== Record extracts

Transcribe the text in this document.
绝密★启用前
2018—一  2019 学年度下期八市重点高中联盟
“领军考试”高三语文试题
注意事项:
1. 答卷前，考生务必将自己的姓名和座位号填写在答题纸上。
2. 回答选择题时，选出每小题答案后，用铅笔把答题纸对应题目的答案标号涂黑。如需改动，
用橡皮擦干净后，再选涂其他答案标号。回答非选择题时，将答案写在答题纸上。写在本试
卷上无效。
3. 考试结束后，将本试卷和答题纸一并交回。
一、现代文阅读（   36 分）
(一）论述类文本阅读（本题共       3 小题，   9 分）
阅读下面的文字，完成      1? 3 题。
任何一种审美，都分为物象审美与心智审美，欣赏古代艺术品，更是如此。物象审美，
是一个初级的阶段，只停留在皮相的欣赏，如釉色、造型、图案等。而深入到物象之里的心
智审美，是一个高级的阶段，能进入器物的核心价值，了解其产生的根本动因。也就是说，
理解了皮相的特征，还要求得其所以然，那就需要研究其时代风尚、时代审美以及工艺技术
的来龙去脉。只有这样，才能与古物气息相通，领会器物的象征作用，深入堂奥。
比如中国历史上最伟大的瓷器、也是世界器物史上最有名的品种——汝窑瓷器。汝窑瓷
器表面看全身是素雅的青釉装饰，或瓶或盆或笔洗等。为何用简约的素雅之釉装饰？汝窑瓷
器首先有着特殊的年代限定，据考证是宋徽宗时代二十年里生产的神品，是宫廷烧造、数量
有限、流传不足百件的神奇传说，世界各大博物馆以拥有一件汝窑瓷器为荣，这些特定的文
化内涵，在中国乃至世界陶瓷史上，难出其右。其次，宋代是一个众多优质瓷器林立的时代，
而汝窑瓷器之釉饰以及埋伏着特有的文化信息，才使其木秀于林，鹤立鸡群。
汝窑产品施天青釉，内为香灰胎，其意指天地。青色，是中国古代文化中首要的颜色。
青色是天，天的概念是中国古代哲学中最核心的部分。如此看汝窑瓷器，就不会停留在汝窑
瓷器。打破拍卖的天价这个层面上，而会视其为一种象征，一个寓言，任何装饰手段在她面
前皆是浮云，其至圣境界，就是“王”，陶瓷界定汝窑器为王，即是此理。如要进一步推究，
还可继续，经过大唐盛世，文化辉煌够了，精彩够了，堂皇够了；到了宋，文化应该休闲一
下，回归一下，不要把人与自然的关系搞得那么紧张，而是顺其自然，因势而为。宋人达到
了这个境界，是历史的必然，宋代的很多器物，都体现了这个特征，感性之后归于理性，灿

====

● What the task asks: All entries shown above should be printed again exactly.

● Reply:
Transcribe the text in this document.
绝密★启用前
2018—一  2019 学年度下期八市重点高中联盟
“领军考试”高三语文试题
注意事项:
1. 答卷前，考生务必将自己的姓名和座位号填写在答题纸上。
2. 回答选择题时，选出每小题答案后，用铅笔把答题纸对应题目的答案标号涂黑。如需改动，
用橡皮擦干净后，再选涂其他答案标号。回答非选择题时，将答案写在答题纸上。写在本试
卷上无效。
3. 考试结束后，将本试卷和答题纸一并交回。
一、现代文阅读（   36 分）
(一）论述类文本阅读（本题共       3 小题，   9 分）
阅读下面的文字，完成      1? 3 题。
任何一种审美，都分为物象审美与心智审美，欣赏古代艺术品，更是如此。物象审美，
是一个初级的阶段，只停留在皮相的欣赏，如釉色、造型、图案等。而深入到物象之里的心
智审美，是一个高级的阶段，能进入器物的核心价值，了解其产生的根本动因。也就是说，
理解了皮相的特征，还要求得其所以然，那就需要研究其时代风尚、时代审美以及工艺技术
的来龙去脉。只有这样，才能与古物气息相通，领会器物的象征作用，深入堂奥。
比如中国历史上最伟大的瓷器、也是世界器物史上最有名的品种——汝窑瓷器。汝窑瓷
器表面看全身是素雅的青釉装饰，或瓶或盆或笔洗等。为何用简约的素雅之釉装饰？汝窑瓷
器首先有着特殊的年代限定，据考证是宋徽宗时代二十年里生产的神品，是宫廷烧造、数量
有限、流传不足百件的神奇传说，世界各大博物馆以拥有一件汝窑瓷器为荣，这些特定的文
化内涵，在中国乃至世界陶瓷史上，难出其右。其次，宋代是一个众多优质瓷器林立的时代，
而汝窑瓷器之釉饰以及埋伏着特有的文化信息，才使其木秀于林，鹤立鸡群。
汝窑产品施天青釉，内为香灰胎，其意指天地。青色，是中国古代文化中首要的颜色。
青色是天，天的概念是中国古代哲学中最核心的部分。如此看汝窑瓷器，就不会停留在汝窑
瓷器。打破拍卖的天价这个层面上，而会视其为一种象征，一个寓言，任何装饰手段在她面
前皆是浮云，其至圣境界，就是“王”，陶瓷界定汝窑器为王，即是此理。如要进一步推究，
还可继续，经过大唐盛世，文化辉煌够了，精彩够了，堂皇够了；到了宋，文化应该休闲一
下，回归一下，不要把人与自然的关系搞得那么紧张，而是顺其自然，因势而为。宋人达到
了这个境界，是历史的必然，宋代的很多器物，都体现了这个特征，感性之后归于理性，灿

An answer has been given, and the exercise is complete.